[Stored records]
---
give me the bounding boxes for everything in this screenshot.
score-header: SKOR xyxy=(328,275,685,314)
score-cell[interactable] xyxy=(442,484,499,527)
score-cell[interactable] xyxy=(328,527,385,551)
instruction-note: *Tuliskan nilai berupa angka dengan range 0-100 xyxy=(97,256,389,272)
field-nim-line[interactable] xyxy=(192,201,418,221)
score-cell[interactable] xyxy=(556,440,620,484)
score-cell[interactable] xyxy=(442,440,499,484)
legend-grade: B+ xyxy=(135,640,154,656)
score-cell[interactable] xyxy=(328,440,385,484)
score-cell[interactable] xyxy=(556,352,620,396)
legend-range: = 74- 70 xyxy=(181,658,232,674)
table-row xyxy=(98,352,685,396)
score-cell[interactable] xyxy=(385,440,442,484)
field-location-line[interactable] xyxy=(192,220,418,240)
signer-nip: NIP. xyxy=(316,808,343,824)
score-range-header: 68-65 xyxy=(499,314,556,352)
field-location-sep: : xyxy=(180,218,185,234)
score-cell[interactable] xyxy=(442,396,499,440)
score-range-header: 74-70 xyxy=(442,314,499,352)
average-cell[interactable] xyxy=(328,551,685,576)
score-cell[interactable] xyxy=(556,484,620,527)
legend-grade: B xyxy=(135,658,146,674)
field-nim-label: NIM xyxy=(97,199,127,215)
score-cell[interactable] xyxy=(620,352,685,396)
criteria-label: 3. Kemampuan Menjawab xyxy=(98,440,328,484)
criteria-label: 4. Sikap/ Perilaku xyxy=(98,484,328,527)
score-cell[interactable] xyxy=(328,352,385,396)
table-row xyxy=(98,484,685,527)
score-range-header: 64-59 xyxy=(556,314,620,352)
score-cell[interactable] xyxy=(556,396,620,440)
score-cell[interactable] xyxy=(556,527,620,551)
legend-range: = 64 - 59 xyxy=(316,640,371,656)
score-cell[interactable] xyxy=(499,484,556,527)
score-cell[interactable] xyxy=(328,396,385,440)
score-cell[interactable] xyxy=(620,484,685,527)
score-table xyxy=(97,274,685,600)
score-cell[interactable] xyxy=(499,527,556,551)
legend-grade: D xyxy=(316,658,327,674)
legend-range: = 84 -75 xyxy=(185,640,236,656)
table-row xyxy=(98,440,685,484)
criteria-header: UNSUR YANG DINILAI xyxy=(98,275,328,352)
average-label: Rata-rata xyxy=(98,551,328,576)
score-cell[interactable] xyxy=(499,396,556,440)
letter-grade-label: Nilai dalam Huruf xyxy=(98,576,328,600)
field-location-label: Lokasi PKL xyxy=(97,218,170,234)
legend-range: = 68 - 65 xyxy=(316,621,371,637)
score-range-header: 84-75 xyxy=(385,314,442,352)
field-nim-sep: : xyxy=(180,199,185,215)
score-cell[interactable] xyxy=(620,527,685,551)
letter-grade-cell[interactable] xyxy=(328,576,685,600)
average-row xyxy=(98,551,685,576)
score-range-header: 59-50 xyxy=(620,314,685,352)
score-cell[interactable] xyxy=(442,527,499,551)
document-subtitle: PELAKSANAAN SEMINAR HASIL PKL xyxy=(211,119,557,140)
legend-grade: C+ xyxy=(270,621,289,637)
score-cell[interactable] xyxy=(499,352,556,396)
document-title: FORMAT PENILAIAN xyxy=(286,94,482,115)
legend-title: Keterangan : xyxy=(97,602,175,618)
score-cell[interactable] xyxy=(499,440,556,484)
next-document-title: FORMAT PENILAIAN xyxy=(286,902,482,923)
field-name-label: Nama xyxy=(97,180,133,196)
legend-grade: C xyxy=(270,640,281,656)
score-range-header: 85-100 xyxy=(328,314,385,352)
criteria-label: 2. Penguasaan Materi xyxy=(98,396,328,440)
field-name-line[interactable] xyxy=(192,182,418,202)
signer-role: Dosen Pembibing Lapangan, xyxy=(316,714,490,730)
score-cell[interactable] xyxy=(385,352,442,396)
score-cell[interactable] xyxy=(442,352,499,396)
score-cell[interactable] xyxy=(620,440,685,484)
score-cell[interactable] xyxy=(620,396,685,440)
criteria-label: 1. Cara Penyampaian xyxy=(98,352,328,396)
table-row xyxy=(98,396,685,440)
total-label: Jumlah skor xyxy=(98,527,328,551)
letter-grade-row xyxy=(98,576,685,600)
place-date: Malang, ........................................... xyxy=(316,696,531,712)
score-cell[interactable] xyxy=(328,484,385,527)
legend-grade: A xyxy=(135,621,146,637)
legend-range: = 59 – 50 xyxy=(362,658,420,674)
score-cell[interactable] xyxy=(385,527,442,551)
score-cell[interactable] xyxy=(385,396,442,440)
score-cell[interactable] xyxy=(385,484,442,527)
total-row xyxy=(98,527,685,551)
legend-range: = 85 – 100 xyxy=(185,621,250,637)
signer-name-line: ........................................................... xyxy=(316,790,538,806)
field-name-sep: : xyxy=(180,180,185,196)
---
• WRITTEN REQUEST
Return each of the rows above verbatim, without altering, omitting, or reordering any of them.

• EXERCISE ANSWER
give me the bounding boxes for everything in this screenshot.
score-header: SKOR xyxy=(328,275,685,314)
score-cell[interactable] xyxy=(442,484,499,527)
score-cell[interactable] xyxy=(328,527,385,551)
instruction-note: *Tuliskan nilai berupa angka dengan range 0-100 xyxy=(97,256,389,272)
field-nim-line[interactable] xyxy=(192,201,418,221)
score-cell[interactable] xyxy=(556,440,620,484)
score-cell[interactable] xyxy=(442,440,499,484)
legend-grade: B+ xyxy=(135,640,154,656)
score-cell[interactable] xyxy=(328,440,385,484)
score-cell[interactable] xyxy=(556,352,620,396)
legend-range: = 74- 70 xyxy=(181,658,232,674)
table-row xyxy=(98,352,685,396)
score-cell[interactable] xyxy=(385,440,442,484)
field-location-line[interactable] xyxy=(192,220,418,240)
signer-nip: NIP. xyxy=(316,808,343,824)
score-range-header: 68-65 xyxy=(499,314,556,352)
field-location-sep: : xyxy=(180,218,185,234)
score-cell[interactable] xyxy=(442,396,499,440)
score-range-header: 74-70 xyxy=(442,314,499,352)
average-cell[interactable] xyxy=(328,551,685,576)
score-cell[interactable] xyxy=(556,484,620,527)
legend-grade: B xyxy=(135,658,146,674)
field-nim-label: NIM xyxy=(97,199,127,215)
score-cell[interactable] xyxy=(620,352,685,396)
criteria-label: 3. Kemampuan Menjawab xyxy=(98,440,328,484)
criteria-label: 4. Sikap/ Perilaku xyxy=(98,484,328,527)
score-cell[interactable] xyxy=(328,352,385,396)
table-row xyxy=(98,484,685,527)
score-range-header: 64-59 xyxy=(556,314,620,352)
score-cell[interactable] xyxy=(556,396,620,440)
score-cell[interactable] xyxy=(556,527,620,551)
legend-range: = 64 - 59 xyxy=(316,640,371,656)
score-cell[interactable] xyxy=(499,484,556,527)
score-cell[interactable] xyxy=(328,396,385,440)
score-cell[interactable] xyxy=(620,484,685,527)
score-table xyxy=(97,274,685,600)
score-cell[interactable] xyxy=(499,527,556,551)
legend-grade: D xyxy=(316,658,327,674)
legend-range: = 84 -75 xyxy=(185,640,236,656)
table-row xyxy=(98,440,685,484)
criteria-header: UNSUR YANG DINILAI xyxy=(98,275,328,352)
average-label: Rata-rata xyxy=(98,551,328,576)
score-cell[interactable] xyxy=(499,396,556,440)
letter-grade-label: Nilai dalam Huruf xyxy=(98,576,328,600)
field-location-label: Lokasi PKL xyxy=(97,218,170,234)
legend-range: = 68 - 65 xyxy=(316,621,371,637)
score-range-header: 84-75 xyxy=(385,314,442,352)
field-nim-sep: : xyxy=(180,199,185,215)
score-cell[interactable] xyxy=(620,527,685,551)
letter-grade-cell[interactable] xyxy=(328,576,685,600)
average-row xyxy=(98,551,685,576)
score-range-header: 59-50 xyxy=(620,314,685,352)
score-cell[interactable] xyxy=(442,527,499,551)
document-subtitle: PELAKSANAAN SEMINAR HASIL PKL xyxy=(211,119,557,140)
legend-grade: C+ xyxy=(270,621,289,637)
score-cell[interactable] xyxy=(499,352,556,396)
document-title: FORMAT PENILAIAN xyxy=(286,94,482,115)
legend-title: Keterangan : xyxy=(97,602,175,618)
score-cell[interactable] xyxy=(499,440,556,484)
next-document-title: FORMAT PENILAIAN xyxy=(286,902,482,923)
field-name-label: Nama xyxy=(97,180,133,196)
legend-grade: C xyxy=(270,640,281,656)
score-range-header: 85-100 xyxy=(328,314,385,352)
criteria-label: 2. Penguasaan Materi xyxy=(98,396,328,440)
field-name-line[interactable] xyxy=(192,182,418,202)
signer-role: Dosen Pembibing Lapangan, xyxy=(316,714,490,730)
score-cell[interactable] xyxy=(385,352,442,396)
score-cell[interactable] xyxy=(442,352,499,396)
score-cell[interactable] xyxy=(620,440,685,484)
score-cell[interactable] xyxy=(620,396,685,440)
criteria-label: 1. Cara Penyampaian xyxy=(98,352,328,396)
table-row xyxy=(98,396,685,440)
total-label: Jumlah skor xyxy=(98,527,328,551)
letter-grade-row xyxy=(98,576,685,600)
place-date: Malang, ........................................... xyxy=(316,696,531,712)
score-cell[interactable] xyxy=(328,484,385,527)
legend-grade: A xyxy=(135,621,146,637)
legend-range: = 59 – 50 xyxy=(362,658,420,674)
score-cell[interactable] xyxy=(385,527,442,551)
score-cell[interactable] xyxy=(385,396,442,440)
score-cell[interactable] xyxy=(385,484,442,527)
total-row xyxy=(98,527,685,551)
legend-range: = 85 – 100 xyxy=(185,621,250,637)
signer-name-line: ........................................................... xyxy=(316,790,538,806)
field-name-sep: : xyxy=(180,180,185,196)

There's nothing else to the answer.